[Begin Given records]

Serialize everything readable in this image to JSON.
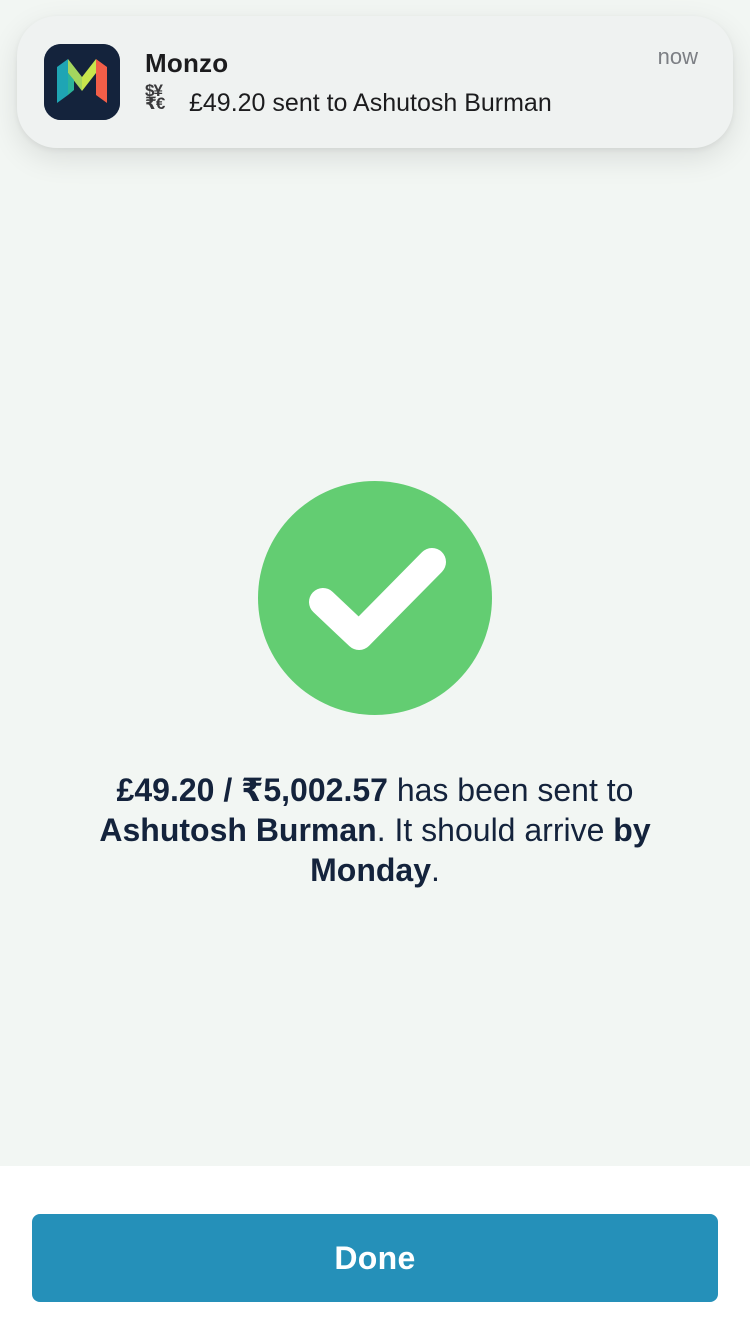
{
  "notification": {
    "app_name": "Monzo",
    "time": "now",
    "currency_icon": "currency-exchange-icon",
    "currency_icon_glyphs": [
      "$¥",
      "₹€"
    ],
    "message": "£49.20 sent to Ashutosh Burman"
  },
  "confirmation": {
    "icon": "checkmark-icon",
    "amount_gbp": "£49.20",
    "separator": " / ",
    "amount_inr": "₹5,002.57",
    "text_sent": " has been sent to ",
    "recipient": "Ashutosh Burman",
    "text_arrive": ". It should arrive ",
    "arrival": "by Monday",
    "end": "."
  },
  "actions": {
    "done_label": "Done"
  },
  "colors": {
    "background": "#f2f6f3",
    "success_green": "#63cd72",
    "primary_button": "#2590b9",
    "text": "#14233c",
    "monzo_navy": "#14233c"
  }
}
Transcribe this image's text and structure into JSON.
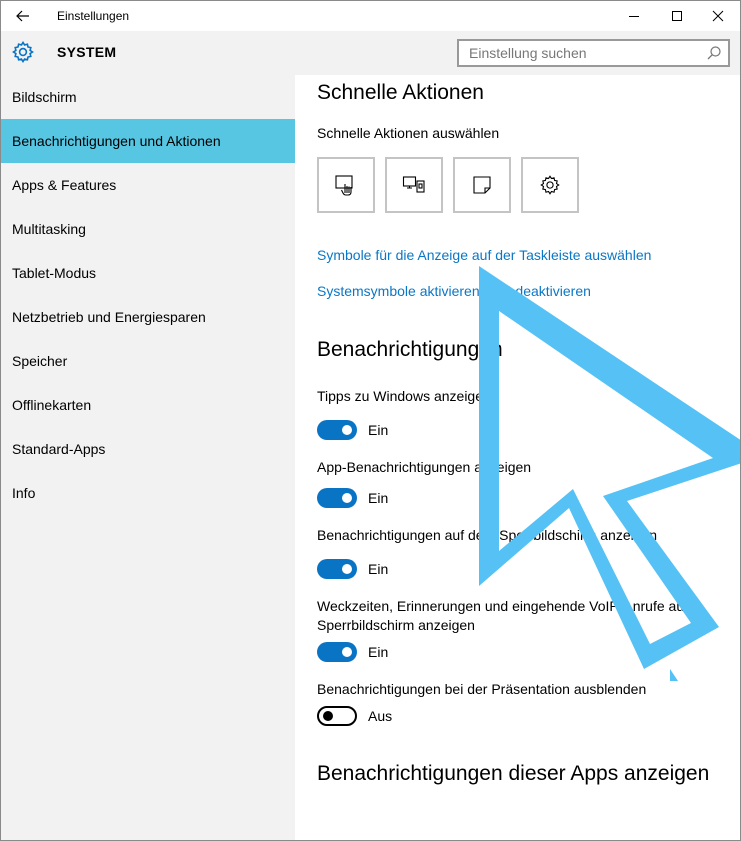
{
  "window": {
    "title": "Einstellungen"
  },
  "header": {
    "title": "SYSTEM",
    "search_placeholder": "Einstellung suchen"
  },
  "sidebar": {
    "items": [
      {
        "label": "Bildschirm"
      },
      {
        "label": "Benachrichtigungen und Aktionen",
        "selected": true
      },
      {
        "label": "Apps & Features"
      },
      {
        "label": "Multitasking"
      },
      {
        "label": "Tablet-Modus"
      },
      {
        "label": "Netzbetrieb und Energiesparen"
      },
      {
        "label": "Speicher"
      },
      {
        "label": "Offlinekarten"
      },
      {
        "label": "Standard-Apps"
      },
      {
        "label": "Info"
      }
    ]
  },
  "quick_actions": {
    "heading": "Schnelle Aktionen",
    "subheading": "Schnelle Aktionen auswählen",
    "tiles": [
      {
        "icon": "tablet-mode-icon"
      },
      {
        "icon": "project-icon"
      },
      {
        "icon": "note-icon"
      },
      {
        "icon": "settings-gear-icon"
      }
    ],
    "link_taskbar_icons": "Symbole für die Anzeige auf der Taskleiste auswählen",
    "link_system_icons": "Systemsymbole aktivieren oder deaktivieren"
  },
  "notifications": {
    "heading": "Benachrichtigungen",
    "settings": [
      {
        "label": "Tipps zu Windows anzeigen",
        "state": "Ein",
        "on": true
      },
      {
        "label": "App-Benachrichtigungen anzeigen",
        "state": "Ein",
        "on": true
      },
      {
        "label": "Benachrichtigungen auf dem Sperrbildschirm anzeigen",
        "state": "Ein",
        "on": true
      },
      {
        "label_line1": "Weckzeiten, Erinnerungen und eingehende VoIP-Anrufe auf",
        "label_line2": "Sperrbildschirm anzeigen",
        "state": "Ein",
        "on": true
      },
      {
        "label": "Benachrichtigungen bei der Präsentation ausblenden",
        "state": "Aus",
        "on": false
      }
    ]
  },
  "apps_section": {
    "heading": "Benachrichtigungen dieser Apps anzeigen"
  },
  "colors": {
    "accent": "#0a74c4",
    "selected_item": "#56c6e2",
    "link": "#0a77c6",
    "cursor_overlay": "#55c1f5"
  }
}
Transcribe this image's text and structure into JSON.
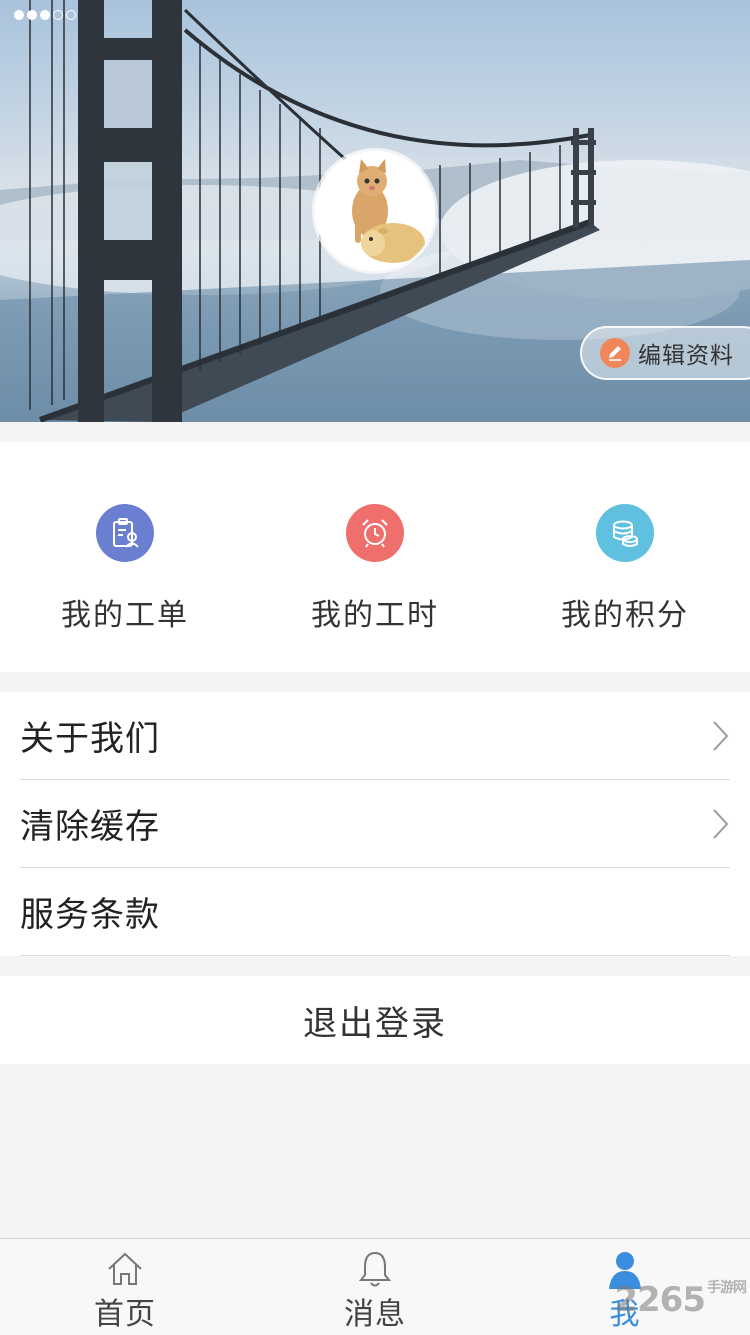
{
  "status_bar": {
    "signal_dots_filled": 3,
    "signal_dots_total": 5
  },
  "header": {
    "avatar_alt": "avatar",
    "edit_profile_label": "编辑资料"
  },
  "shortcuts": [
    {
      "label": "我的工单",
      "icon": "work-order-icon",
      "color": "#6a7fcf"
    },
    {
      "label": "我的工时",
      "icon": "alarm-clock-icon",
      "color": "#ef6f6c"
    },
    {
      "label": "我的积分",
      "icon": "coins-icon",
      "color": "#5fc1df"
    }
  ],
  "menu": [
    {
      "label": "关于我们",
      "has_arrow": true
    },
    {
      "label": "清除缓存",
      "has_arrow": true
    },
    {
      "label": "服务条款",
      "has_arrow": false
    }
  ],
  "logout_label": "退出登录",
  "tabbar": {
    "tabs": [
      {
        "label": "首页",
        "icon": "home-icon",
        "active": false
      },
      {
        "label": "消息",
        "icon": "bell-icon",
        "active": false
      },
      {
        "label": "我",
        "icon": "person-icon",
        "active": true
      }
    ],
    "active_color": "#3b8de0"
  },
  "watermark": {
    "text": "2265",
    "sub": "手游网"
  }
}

[End Given records]

— What to produce —
Determine the number of lines in the entries above where the string "Sperrbildschirm" appears. Answer with the number alone.

— Exercise output —
2